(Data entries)
══════════════════════════════
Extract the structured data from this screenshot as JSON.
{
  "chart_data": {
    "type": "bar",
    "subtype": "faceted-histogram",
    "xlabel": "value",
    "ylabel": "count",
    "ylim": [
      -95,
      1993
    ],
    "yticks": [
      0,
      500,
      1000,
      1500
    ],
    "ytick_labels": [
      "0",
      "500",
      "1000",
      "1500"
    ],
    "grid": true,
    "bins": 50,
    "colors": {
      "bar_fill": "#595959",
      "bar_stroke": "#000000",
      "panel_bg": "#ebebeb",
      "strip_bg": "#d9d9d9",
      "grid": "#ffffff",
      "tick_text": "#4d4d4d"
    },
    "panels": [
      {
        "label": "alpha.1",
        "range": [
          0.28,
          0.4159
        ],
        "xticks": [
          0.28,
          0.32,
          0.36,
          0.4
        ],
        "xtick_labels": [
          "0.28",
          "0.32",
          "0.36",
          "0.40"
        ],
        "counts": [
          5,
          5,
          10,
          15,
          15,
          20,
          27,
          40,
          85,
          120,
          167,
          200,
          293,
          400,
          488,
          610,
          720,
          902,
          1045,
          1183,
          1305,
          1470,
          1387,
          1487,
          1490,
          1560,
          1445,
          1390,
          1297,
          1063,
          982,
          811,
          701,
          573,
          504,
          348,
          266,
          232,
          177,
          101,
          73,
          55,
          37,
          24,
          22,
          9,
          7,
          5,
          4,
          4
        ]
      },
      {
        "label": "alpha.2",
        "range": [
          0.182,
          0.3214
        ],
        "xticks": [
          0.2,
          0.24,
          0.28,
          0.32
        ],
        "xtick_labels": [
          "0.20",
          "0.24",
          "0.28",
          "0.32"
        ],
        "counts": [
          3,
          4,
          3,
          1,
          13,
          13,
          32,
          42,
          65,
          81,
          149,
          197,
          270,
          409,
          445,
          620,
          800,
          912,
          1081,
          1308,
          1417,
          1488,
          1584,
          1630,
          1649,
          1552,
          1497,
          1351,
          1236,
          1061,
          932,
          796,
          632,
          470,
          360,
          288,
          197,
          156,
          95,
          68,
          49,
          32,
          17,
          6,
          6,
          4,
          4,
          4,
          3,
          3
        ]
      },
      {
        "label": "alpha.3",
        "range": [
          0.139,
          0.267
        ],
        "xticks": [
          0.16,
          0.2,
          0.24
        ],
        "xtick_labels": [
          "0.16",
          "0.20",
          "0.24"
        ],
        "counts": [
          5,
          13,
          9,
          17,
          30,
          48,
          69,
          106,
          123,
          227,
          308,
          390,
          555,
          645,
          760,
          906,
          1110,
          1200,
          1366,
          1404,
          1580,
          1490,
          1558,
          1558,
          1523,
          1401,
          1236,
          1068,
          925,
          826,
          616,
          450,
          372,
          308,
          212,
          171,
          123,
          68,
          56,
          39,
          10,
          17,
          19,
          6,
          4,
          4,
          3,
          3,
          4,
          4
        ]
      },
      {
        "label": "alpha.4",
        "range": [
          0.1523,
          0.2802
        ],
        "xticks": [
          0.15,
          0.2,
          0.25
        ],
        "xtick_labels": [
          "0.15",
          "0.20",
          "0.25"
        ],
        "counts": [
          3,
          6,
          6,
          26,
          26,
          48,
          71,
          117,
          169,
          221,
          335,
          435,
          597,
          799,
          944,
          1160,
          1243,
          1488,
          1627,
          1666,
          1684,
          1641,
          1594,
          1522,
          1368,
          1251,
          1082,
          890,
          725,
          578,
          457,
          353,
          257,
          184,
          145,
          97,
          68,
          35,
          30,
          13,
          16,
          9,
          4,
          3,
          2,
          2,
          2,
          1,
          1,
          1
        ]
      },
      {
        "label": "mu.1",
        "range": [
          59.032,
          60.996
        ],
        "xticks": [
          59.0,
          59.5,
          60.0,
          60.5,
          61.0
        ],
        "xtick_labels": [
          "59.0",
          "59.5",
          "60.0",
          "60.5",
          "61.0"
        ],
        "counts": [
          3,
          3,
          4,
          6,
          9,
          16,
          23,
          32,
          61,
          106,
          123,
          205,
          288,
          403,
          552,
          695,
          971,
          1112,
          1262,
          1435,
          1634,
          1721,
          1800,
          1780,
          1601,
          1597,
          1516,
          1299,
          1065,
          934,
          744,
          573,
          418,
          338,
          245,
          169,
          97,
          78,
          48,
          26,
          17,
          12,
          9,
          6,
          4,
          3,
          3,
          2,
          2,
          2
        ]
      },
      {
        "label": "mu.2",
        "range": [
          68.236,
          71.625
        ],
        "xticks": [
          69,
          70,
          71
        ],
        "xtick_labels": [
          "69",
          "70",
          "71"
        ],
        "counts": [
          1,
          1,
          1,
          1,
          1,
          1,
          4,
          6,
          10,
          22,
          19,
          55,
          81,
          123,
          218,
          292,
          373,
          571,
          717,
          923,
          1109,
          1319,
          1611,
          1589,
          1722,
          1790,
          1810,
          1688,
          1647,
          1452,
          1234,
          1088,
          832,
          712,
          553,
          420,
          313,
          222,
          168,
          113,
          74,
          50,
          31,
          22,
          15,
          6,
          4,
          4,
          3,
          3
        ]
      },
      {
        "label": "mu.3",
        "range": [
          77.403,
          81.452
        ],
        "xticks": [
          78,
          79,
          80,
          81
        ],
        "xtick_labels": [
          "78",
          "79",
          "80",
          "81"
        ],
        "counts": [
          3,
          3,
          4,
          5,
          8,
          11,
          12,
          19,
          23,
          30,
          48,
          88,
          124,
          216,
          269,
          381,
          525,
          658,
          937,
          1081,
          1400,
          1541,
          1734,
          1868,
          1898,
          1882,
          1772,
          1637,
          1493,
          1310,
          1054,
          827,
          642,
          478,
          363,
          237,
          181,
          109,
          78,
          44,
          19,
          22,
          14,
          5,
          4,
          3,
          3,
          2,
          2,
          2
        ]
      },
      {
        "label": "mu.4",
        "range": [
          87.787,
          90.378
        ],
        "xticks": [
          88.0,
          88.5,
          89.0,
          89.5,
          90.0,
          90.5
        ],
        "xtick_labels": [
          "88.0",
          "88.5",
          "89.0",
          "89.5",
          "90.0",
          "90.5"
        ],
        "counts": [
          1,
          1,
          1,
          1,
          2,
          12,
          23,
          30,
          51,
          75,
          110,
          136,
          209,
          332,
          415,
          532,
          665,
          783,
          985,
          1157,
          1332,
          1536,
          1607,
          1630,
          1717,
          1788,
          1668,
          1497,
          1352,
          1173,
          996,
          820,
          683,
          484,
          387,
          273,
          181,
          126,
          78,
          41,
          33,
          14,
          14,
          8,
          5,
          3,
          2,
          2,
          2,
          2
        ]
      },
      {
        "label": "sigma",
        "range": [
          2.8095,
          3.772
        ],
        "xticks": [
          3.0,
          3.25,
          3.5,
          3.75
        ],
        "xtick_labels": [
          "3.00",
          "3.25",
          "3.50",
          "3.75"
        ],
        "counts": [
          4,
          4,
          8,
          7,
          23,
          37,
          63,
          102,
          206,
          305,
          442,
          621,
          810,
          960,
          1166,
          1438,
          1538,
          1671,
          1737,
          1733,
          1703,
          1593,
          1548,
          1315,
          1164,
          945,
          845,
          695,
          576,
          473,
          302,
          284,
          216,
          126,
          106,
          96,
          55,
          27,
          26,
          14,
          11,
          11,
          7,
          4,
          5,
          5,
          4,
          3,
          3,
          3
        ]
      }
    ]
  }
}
══════════════════════════════
**WORK INSTRUCTIONS:** Reproduce every record above exactly as it appears.

**WRITTEN REPLY:**
Extract the structured data from this screenshot as JSON.
{
  "chart_data": {
    "type": "bar",
    "subtype": "faceted-histogram",
    "xlabel": "value",
    "ylabel": "count",
    "ylim": [
      -95,
      1993
    ],
    "yticks": [
      0,
      500,
      1000,
      1500
    ],
    "ytick_labels": [
      "0",
      "500",
      "1000",
      "1500"
    ],
    "grid": true,
    "bins": 50,
    "colors": {
      "bar_fill": "#595959",
      "bar_stroke": "#000000",
      "panel_bg": "#ebebeb",
      "strip_bg": "#d9d9d9",
      "grid": "#ffffff",
      "tick_text": "#4d4d4d"
    },
    "panels": [
      {
        "label": "alpha.1",
        "range": [
          0.28,
          0.4159
        ],
        "xticks": [
          0.28,
          0.32,
          0.36,
          0.4
        ],
        "xtick_labels": [
          "0.28",
          "0.32",
          "0.36",
          "0.40"
        ],
        "counts": [
          5,
          5,
          10,
          15,
          15,
          20,
          27,
          40,
          85,
          120,
          167,
          200,
          293,
          400,
          488,
          610,
          720,
          902,
          1045,
          1183,
          1305,
          1470,
          1387,
          1487,
          1490,
          1560,
          1445,
          1390,
          1297,
          1063,
          982,
          811,
          701,
          573,
          504,
          348,
          266,
          232,
          177,
          101,
          73,
          55,
          37,
          24,
          22,
          9,
          7,
          5,
          4,
          4
        ]
      },
      {
        "label": "alpha.2",
        "range": [
          0.182,
          0.3214
        ],
        "xticks": [
          0.2,
          0.24,
          0.28,
          0.32
        ],
        "xtick_labels": [
          "0.20",
          "0.24",
          "0.28",
          "0.32"
        ],
        "counts": [
          3,
          4,
          3,
          1,
          13,
          13,
          32,
          42,
          65,
          81,
          149,
          197,
          270,
          409,
          445,
          620,
          800,
          912,
          1081,
          1308,
          1417,
          1488,
          1584,
          1630,
          1649,
          1552,
          1497,
          1351,
          1236,
          1061,
          932,
          796,
          632,
          470,
          360,
          288,
          197,
          156,
          95,
          68,
          49,
          32,
          17,
          6,
          6,
          4,
          4,
          4,
          3,
          3
        ]
      },
      {
        "label": "alpha.3",
        "range": [
          0.139,
          0.267
        ],
        "xticks": [
          0.16,
          0.2,
          0.24
        ],
        "xtick_labels": [
          "0.16",
          "0.20",
          "0.24"
        ],
        "counts": [
          5,
          13,
          9,
          17,
          30,
          48,
          69,
          106,
          123,
          227,
          308,
          390,
          555,
          645,
          760,
          906,
          1110,
          1200,
          1366,
          1404,
          1580,
          1490,
          1558,
          1558,
          1523,
          1401,
          1236,
          1068,
          925,
          826,
          616,
          450,
          372,
          308,
          212,
          171,
          123,
          68,
          56,
          39,
          10,
          17,
          19,
          6,
          4,
          4,
          3,
          3,
          4,
          4
        ]
      },
      {
        "label": "alpha.4",
        "range": [
          0.1523,
          0.2802
        ],
        "xticks": [
          0.15,
          0.2,
          0.25
        ],
        "xtick_labels": [
          "0.15",
          "0.20",
          "0.25"
        ],
        "counts": [
          3,
          6,
          6,
          26,
          26,
          48,
          71,
          117,
          169,
          221,
          335,
          435,
          597,
          799,
          944,
          1160,
          1243,
          1488,
          1627,
          1666,
          1684,
          1641,
          1594,
          1522,
          1368,
          1251,
          1082,
          890,
          725,
          578,
          457,
          353,
          257,
          184,
          145,
          97,
          68,
          35,
          30,
          13,
          16,
          9,
          4,
          3,
          2,
          2,
          2,
          1,
          1,
          1
        ]
      },
      {
        "label": "mu.1",
        "range": [
          59.032,
          60.996
        ],
        "xticks": [
          59.0,
          59.5,
          60.0,
          60.5,
          61.0
        ],
        "xtick_labels": [
          "59.0",
          "59.5",
          "60.0",
          "60.5",
          "61.0"
        ],
        "counts": [
          3,
          3,
          4,
          6,
          9,
          16,
          23,
          32,
          61,
          106,
          123,
          205,
          288,
          403,
          552,
          695,
          971,
          1112,
          1262,
          1435,
          1634,
          1721,
          1800,
          1780,
          1601,
          1597,
          1516,
          1299,
          1065,
          934,
          744,
          573,
          418,
          338,
          245,
          169,
          97,
          78,
          48,
          26,
          17,
          12,
          9,
          6,
          4,
          3,
          3,
          2,
          2,
          2
        ]
      },
      {
        "label": "mu.2",
        "range": [
          68.236,
          71.625
        ],
        "xticks": [
          69,
          70,
          71
        ],
        "xtick_labels": [
          "69",
          "70",
          "71"
        ],
        "counts": [
          1,
          1,
          1,
          1,
          1,
          1,
          4,
          6,
          10,
          22,
          19,
          55,
          81,
          123,
          218,
          292,
          373,
          571,
          717,
          923,
          1109,
          1319,
          1611,
          1589,
          1722,
          1790,
          1810,
          1688,
          1647,
          1452,
          1234,
          1088,
          832,
          712,
          553,
          420,
          313,
          222,
          168,
          113,
          74,
          50,
          31,
          22,
          15,
          6,
          4,
          4,
          3,
          3
        ]
      },
      {
        "label": "mu.3",
        "range": [
          77.403,
          81.452
        ],
        "xticks": [
          78,
          79,
          80,
          81
        ],
        "xtick_labels": [
          "78",
          "79",
          "80",
          "81"
        ],
        "counts": [
          3,
          3,
          4,
          5,
          8,
          11,
          12,
          19,
          23,
          30,
          48,
          88,
          124,
          216,
          269,
          381,
          525,
          658,
          937,
          1081,
          1400,
          1541,
          1734,
          1868,
          1898,
          1882,
          1772,
          1637,
          1493,
          1310,
          1054,
          827,
          642,
          478,
          363,
          237,
          181,
          109,
          78,
          44,
          19,
          22,
          14,
          5,
          4,
          3,
          3,
          2,
          2,
          2
        ]
      },
      {
        "label": "mu.4",
        "range": [
          87.787,
          90.378
        ],
        "xticks": [
          88.0,
          88.5,
          89.0,
          89.5,
          90.0,
          90.5
        ],
        "xtick_labels": [
          "88.0",
          "88.5",
          "89.0",
          "89.5",
          "90.0",
          "90.5"
        ],
        "counts": [
          1,
          1,
          1,
          1,
          2,
          12,
          23,
          30,
          51,
          75,
          110,
          136,
          209,
          332,
          415,
          532,
          665,
          783,
          985,
          1157,
          1332,
          1536,
          1607,
          1630,
          1717,
          1788,
          1668,
          1497,
          1352,
          1173,
          996,
          820,
          683,
          484,
          387,
          273,
          181,
          126,
          78,
          41,
          33,
          14,
          14,
          8,
          5,
          3,
          2,
          2,
          2,
          2
        ]
      },
      {
        "label": "sigma",
        "range": [
          2.8095,
          3.772
        ],
        "xticks": [
          3.0,
          3.25,
          3.5,
          3.75
        ],
        "xtick_labels": [
          "3.00",
          "3.25",
          "3.50",
          "3.75"
        ],
        "counts": [
          4,
          4,
          8,
          7,
          23,
          37,
          63,
          102,
          206,
          305,
          442,
          621,
          810,
          960,
          1166,
          1438,
          1538,
          1671,
          1737,
          1733,
          1703,
          1593,
          1548,
          1315,
          1164,
          945,
          845,
          695,
          576,
          473,
          302,
          284,
          216,
          126,
          106,
          96,
          55,
          27,
          26,
          14,
          11,
          11,
          7,
          4,
          5,
          5,
          4,
          3,
          3,
          3
        ]
      }
    ]
  }
}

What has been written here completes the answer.